## [What to work on]
Count the lines in the data below that contain the string "panel", treating uppercase and lowercase as different. Give only the number.

* Start *

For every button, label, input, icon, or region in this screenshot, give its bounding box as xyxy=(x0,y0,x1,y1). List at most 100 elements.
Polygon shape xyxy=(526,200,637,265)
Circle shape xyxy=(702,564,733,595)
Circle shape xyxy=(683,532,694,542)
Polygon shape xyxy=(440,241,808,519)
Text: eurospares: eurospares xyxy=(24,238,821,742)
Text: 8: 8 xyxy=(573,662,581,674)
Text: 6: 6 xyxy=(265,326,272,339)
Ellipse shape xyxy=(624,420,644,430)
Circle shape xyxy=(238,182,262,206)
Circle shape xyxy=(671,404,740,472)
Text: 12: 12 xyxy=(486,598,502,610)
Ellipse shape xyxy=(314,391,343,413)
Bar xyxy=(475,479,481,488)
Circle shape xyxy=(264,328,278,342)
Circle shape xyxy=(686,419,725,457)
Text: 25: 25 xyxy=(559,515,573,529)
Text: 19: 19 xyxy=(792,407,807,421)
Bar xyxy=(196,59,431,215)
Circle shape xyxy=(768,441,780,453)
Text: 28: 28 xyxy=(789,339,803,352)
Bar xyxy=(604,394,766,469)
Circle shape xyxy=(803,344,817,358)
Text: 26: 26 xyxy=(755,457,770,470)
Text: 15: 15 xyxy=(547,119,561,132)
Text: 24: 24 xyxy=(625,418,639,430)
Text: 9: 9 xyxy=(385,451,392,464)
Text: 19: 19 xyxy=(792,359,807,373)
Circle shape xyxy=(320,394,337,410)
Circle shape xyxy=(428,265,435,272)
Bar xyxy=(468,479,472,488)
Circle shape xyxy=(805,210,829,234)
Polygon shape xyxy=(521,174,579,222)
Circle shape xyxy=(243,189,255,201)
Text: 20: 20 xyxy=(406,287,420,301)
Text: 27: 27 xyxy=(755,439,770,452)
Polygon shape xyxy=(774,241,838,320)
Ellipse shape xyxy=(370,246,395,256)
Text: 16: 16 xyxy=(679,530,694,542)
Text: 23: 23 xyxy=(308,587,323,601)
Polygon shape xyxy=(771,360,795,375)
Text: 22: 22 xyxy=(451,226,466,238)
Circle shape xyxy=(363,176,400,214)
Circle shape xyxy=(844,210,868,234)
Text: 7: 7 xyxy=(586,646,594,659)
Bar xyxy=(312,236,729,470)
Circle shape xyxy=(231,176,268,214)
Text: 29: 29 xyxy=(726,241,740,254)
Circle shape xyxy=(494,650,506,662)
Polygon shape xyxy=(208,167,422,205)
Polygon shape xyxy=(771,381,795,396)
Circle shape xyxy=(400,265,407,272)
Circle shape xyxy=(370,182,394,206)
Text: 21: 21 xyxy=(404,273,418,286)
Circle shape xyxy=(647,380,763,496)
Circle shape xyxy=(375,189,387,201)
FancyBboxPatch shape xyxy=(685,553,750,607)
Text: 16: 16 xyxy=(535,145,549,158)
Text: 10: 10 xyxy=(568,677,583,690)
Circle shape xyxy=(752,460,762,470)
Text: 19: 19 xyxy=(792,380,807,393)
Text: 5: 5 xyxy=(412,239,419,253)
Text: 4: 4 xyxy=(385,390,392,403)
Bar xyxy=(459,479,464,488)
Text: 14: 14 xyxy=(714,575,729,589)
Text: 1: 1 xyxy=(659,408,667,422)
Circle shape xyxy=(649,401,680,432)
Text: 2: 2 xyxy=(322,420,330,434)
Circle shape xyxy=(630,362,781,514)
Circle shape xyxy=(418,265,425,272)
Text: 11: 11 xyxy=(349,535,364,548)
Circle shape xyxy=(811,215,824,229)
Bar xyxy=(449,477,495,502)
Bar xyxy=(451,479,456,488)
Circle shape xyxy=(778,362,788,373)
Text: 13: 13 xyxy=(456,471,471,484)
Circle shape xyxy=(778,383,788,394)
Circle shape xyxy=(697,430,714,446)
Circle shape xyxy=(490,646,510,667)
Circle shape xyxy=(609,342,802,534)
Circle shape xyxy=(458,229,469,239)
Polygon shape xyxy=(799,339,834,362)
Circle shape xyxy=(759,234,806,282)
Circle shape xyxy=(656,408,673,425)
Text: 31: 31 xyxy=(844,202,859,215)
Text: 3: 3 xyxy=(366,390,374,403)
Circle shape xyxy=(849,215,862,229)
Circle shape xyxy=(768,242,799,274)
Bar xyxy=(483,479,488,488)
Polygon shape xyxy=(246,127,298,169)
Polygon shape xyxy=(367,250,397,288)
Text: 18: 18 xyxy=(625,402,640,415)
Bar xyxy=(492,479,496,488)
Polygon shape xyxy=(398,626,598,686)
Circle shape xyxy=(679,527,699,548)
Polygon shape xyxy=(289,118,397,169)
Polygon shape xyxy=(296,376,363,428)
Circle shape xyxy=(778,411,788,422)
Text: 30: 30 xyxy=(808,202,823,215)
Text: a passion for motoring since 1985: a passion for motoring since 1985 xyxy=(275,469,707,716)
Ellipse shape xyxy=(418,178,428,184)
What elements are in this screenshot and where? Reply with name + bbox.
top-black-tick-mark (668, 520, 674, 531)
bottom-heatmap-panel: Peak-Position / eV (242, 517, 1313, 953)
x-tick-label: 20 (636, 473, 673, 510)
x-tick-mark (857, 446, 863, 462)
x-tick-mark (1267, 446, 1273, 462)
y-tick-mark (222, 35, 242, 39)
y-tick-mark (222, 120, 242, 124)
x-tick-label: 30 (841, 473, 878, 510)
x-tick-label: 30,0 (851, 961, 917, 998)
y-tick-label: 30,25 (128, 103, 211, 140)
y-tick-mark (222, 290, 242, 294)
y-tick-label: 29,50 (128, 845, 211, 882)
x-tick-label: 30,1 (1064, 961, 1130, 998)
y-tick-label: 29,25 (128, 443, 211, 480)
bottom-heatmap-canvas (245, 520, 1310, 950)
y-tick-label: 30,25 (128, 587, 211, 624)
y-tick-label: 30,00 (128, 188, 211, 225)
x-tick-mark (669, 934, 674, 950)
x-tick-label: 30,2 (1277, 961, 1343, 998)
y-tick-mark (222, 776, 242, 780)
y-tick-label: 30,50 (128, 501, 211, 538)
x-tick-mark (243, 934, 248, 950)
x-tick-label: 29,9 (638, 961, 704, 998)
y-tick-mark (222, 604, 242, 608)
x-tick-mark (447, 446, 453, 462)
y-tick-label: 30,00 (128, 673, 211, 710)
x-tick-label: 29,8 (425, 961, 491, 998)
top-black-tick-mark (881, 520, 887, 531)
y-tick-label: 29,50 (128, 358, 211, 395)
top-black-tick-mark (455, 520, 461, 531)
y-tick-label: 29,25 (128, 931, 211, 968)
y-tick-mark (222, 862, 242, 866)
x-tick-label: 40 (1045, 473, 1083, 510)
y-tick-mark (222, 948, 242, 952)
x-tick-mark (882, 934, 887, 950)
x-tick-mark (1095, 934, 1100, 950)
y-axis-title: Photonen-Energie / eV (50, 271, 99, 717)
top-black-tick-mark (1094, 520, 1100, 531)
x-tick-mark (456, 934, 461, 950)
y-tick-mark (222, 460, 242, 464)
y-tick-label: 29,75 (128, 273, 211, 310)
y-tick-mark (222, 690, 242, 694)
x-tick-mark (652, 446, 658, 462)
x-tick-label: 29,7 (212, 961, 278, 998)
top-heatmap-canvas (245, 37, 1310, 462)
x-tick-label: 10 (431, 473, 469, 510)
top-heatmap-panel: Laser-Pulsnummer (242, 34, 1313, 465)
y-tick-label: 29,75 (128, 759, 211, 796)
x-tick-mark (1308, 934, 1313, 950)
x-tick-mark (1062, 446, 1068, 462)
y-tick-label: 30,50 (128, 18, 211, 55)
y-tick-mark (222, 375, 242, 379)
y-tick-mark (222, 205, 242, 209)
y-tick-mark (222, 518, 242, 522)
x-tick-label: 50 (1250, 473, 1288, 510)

* End *

## [Exercise result]
2